GIVEN EXERCISE => Reproduce each line from the records that holds "校内体育场地预约管系统设计与实现".

═══ DATA SUPPLIED

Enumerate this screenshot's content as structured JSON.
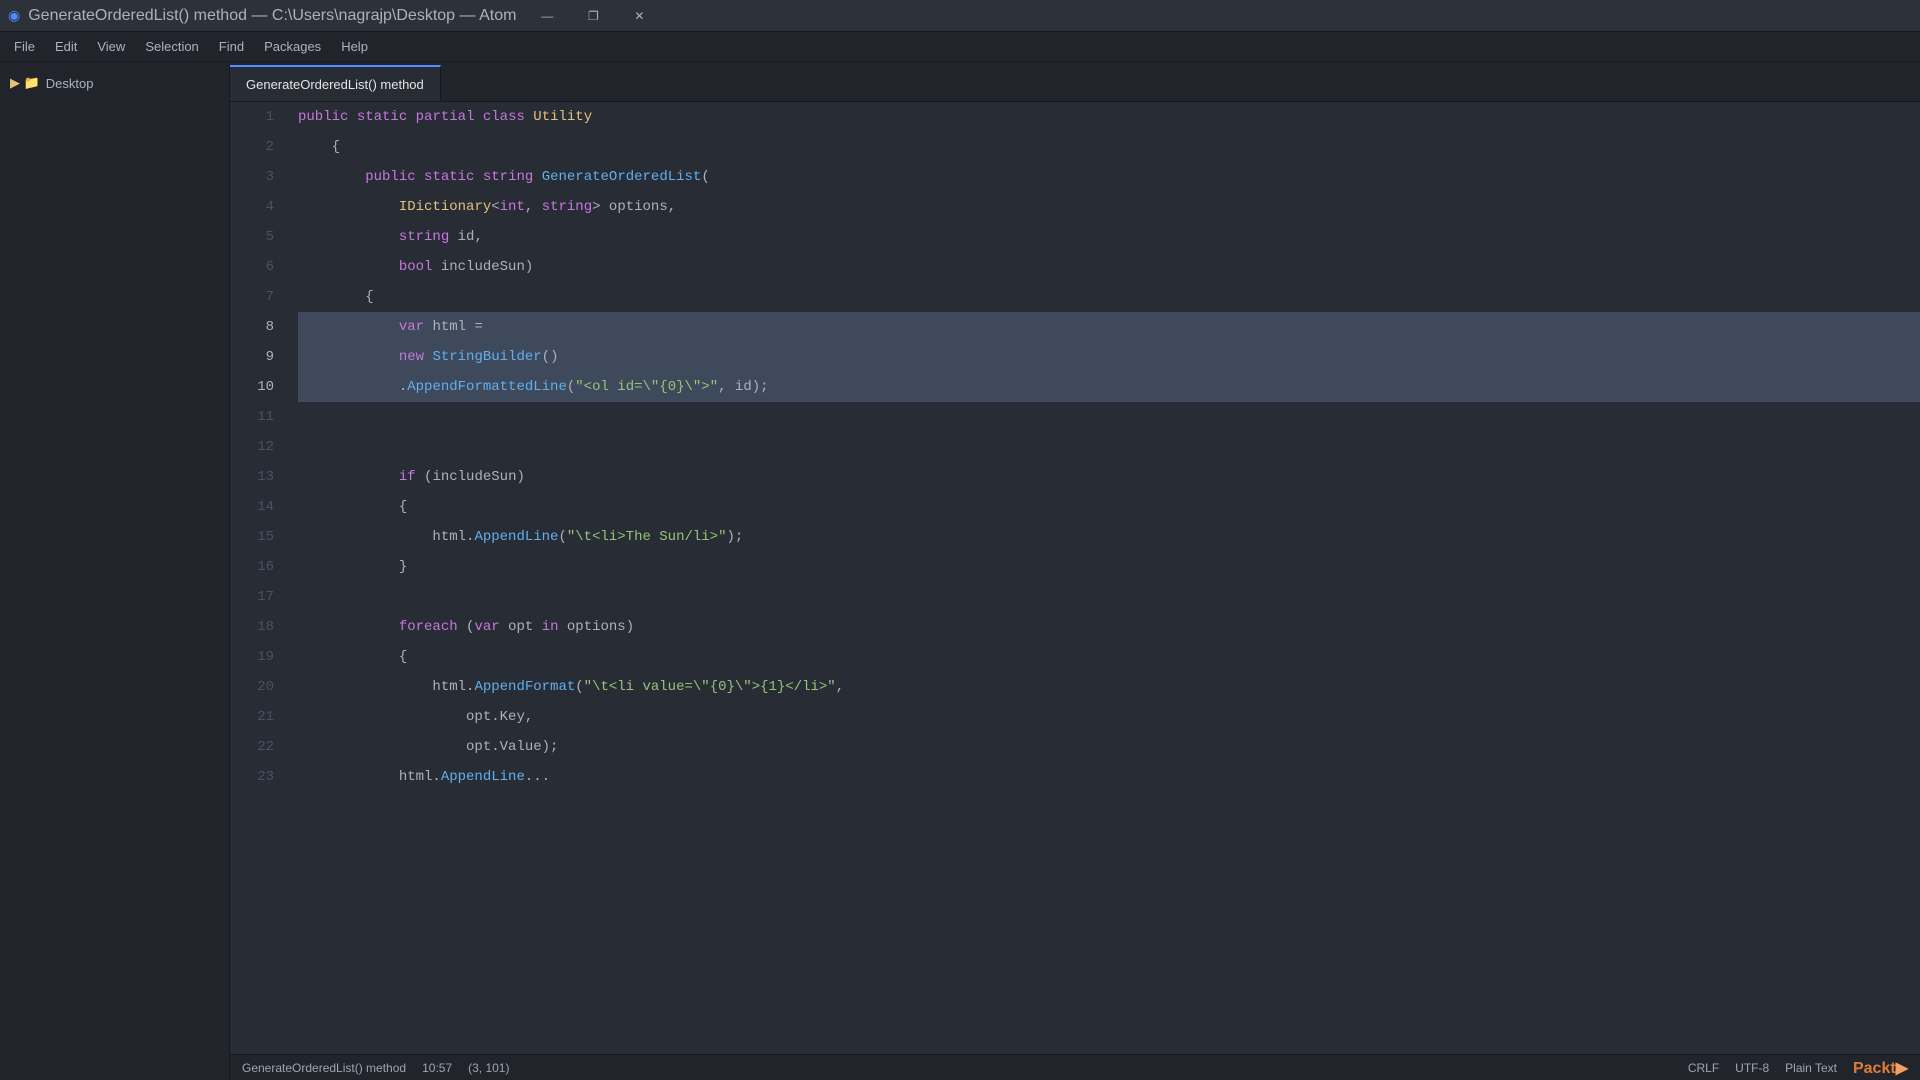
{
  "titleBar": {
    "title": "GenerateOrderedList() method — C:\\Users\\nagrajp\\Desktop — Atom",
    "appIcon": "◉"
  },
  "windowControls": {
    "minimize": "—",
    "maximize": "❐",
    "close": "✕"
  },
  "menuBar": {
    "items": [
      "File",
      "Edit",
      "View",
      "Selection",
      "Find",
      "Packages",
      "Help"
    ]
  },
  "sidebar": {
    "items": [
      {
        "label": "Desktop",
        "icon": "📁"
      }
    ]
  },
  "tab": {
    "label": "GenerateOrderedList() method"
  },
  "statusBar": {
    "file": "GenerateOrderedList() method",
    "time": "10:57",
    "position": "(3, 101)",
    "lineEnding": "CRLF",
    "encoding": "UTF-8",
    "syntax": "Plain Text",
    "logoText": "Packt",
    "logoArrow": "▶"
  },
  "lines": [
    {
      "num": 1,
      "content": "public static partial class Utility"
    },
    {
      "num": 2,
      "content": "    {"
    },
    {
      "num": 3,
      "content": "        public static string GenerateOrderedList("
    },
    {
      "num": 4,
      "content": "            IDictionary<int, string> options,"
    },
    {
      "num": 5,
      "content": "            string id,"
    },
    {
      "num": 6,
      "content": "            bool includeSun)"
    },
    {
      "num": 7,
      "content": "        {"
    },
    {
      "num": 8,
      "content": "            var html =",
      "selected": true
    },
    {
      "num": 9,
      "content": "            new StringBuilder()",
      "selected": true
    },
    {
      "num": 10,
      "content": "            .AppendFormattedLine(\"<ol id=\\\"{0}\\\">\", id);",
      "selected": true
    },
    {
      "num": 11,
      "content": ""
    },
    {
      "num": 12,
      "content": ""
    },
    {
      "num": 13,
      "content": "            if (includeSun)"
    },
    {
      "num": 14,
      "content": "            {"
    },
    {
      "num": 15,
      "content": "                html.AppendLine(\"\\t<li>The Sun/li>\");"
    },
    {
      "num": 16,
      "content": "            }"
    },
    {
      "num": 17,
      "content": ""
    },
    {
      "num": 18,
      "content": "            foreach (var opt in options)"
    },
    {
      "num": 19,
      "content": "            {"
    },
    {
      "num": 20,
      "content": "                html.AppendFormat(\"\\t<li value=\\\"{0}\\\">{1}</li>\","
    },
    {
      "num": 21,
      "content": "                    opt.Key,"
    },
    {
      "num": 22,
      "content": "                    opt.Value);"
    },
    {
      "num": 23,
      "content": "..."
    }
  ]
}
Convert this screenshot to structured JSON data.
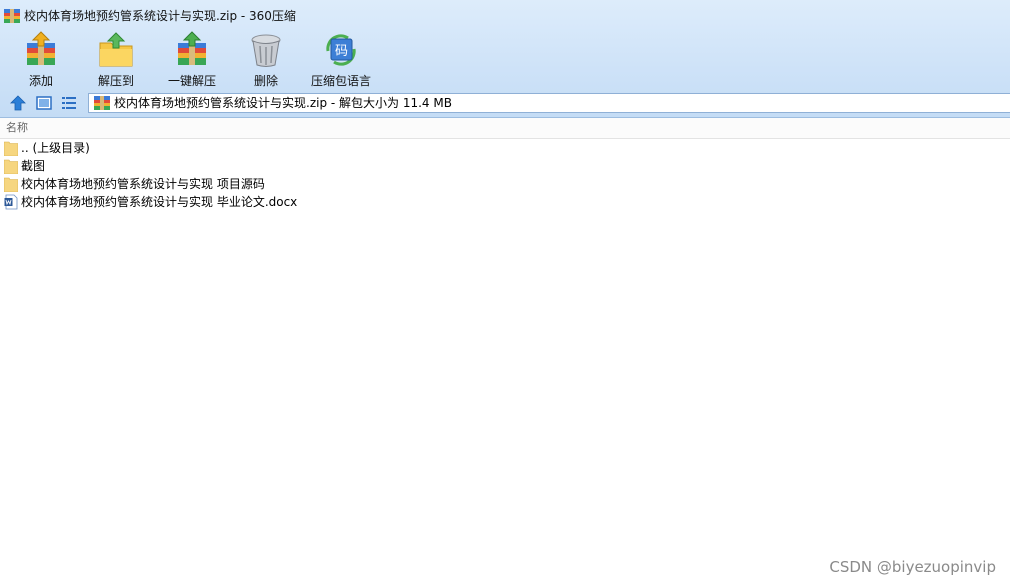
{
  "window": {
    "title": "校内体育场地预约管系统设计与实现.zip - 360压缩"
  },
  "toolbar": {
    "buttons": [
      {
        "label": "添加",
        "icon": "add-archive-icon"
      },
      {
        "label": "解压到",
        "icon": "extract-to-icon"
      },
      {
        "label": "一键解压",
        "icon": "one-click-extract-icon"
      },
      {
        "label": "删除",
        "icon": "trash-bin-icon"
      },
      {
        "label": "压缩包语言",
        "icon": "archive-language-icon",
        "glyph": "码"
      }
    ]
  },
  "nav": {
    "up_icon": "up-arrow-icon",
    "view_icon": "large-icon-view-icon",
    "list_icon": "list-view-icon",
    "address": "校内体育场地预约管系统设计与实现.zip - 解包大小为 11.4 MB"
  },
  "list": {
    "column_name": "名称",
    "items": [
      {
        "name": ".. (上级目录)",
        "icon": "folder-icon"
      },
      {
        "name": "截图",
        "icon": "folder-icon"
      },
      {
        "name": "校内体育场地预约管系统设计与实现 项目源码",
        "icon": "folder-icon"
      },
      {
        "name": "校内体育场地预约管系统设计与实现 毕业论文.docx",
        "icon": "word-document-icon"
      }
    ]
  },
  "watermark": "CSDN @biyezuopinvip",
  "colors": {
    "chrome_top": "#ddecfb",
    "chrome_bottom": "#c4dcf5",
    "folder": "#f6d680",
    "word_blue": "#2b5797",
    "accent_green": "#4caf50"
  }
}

══════
═══ DATA SUPPLIED

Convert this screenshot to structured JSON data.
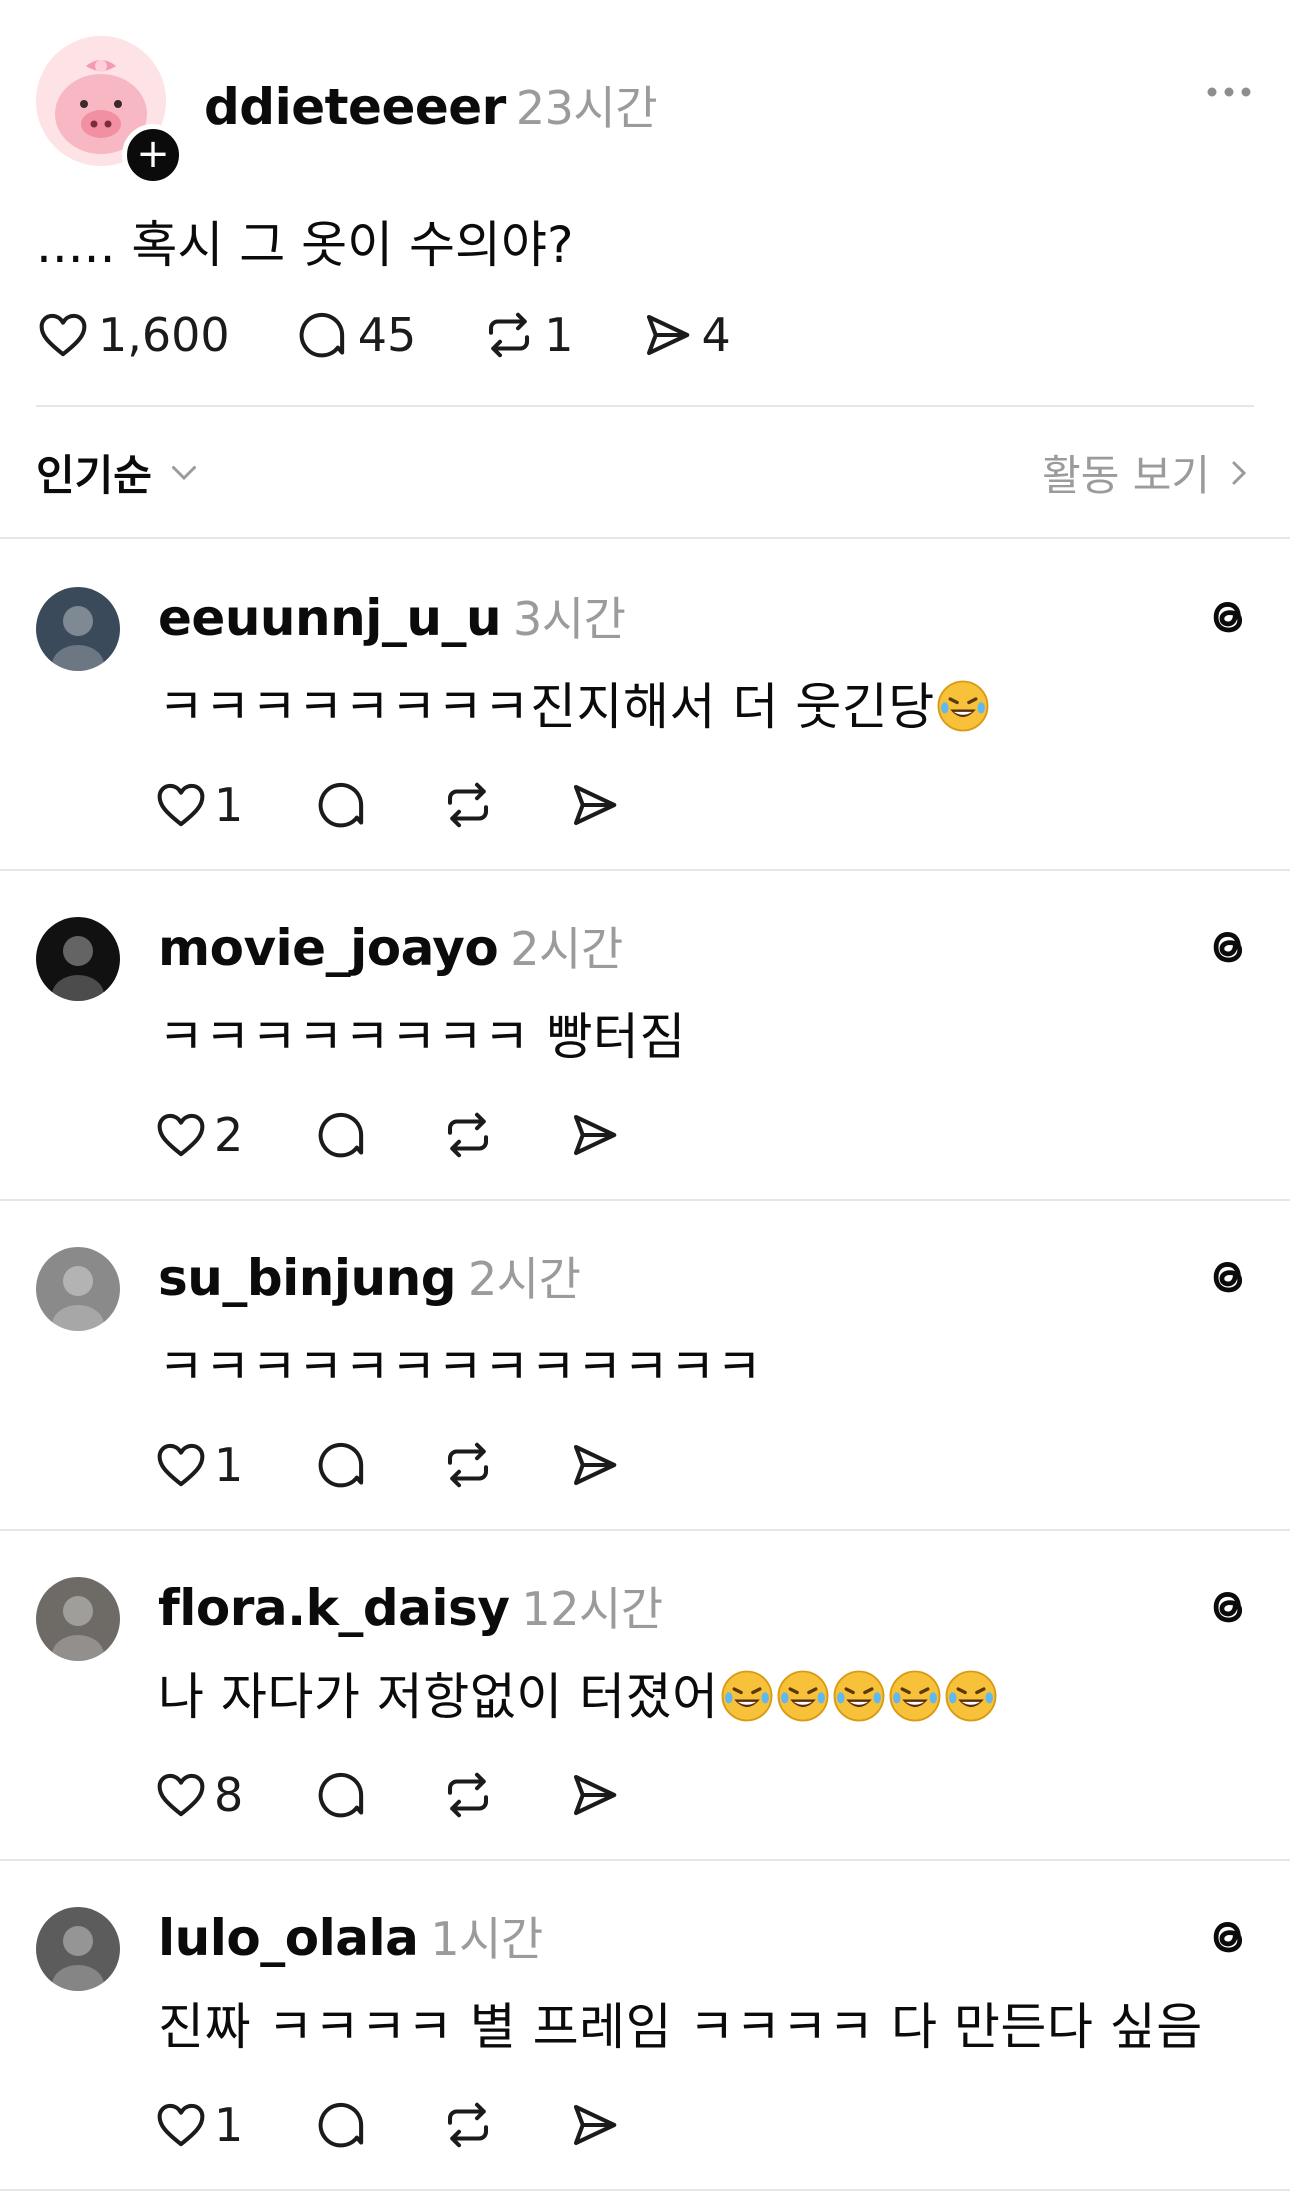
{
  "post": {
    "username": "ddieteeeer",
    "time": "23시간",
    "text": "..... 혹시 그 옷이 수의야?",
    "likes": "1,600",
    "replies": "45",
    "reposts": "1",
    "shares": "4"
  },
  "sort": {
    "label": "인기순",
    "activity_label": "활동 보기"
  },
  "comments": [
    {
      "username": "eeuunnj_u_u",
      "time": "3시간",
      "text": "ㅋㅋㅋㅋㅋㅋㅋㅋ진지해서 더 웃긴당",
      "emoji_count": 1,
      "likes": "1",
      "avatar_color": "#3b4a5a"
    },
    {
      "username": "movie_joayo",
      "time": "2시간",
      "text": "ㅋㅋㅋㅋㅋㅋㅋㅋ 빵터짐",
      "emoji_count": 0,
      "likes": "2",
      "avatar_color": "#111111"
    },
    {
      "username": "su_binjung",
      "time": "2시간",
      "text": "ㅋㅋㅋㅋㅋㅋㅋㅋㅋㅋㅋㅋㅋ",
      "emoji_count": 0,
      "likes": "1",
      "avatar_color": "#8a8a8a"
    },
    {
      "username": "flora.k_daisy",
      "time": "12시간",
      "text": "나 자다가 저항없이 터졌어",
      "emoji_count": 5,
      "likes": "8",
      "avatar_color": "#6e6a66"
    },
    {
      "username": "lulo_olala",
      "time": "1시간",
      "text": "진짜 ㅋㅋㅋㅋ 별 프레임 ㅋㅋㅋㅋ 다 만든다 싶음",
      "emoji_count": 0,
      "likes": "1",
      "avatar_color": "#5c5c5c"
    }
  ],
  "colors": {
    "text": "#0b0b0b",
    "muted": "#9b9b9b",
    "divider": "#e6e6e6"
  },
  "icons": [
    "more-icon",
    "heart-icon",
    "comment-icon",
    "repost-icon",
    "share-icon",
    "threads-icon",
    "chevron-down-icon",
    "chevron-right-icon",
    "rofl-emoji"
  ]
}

══════
═══ DATA SUPPLIED

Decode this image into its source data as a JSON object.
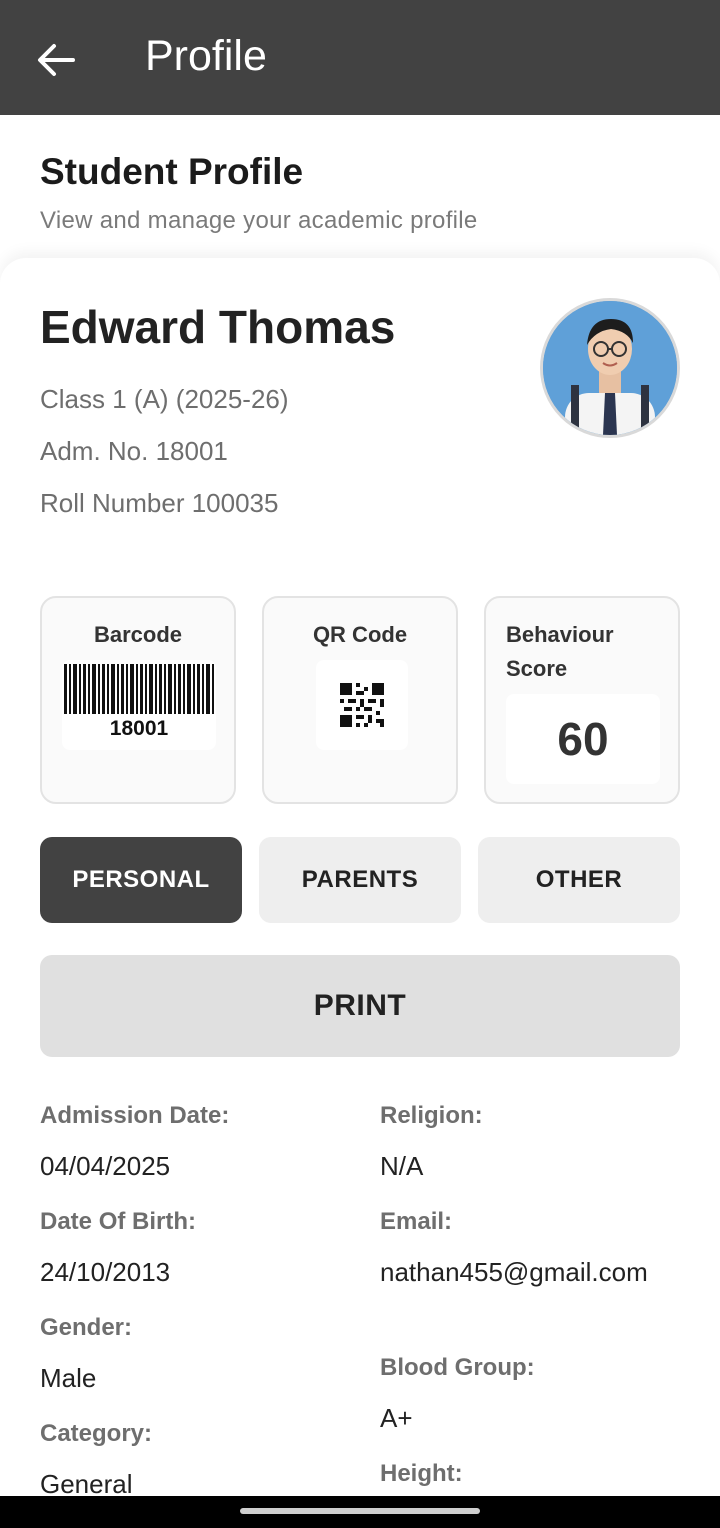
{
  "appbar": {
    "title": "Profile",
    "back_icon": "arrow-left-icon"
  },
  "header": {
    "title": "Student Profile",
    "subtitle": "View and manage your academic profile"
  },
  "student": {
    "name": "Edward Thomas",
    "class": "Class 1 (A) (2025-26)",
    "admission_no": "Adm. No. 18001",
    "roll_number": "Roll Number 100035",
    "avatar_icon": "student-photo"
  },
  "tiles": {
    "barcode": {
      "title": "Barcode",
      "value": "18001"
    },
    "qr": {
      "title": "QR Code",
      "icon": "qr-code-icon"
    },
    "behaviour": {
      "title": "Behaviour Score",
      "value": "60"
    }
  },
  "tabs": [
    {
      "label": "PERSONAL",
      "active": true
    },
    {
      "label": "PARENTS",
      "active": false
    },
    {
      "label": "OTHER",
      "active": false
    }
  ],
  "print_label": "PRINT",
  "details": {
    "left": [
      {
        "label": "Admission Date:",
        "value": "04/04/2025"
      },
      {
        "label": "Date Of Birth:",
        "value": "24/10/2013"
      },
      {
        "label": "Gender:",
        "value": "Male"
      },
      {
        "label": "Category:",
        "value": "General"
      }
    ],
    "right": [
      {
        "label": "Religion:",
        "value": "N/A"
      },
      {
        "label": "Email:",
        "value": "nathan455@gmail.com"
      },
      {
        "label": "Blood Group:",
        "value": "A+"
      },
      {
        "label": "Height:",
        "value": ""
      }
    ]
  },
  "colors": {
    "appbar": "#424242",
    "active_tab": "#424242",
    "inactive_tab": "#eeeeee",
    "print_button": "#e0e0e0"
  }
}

══════

THE RESPONSE =>
    "title": "校内体育场地预约管系统设计与实现.zip - 360压缩"
    "address": "校内体育场地预约管系统设计与实现.zip - 解包大小为 11.4 MB"
        "name": "校内体育场地预约管系统设计与实现 项目源码",
        "name": "校内体育场地预约管系统设计与实现 毕业论文.docx",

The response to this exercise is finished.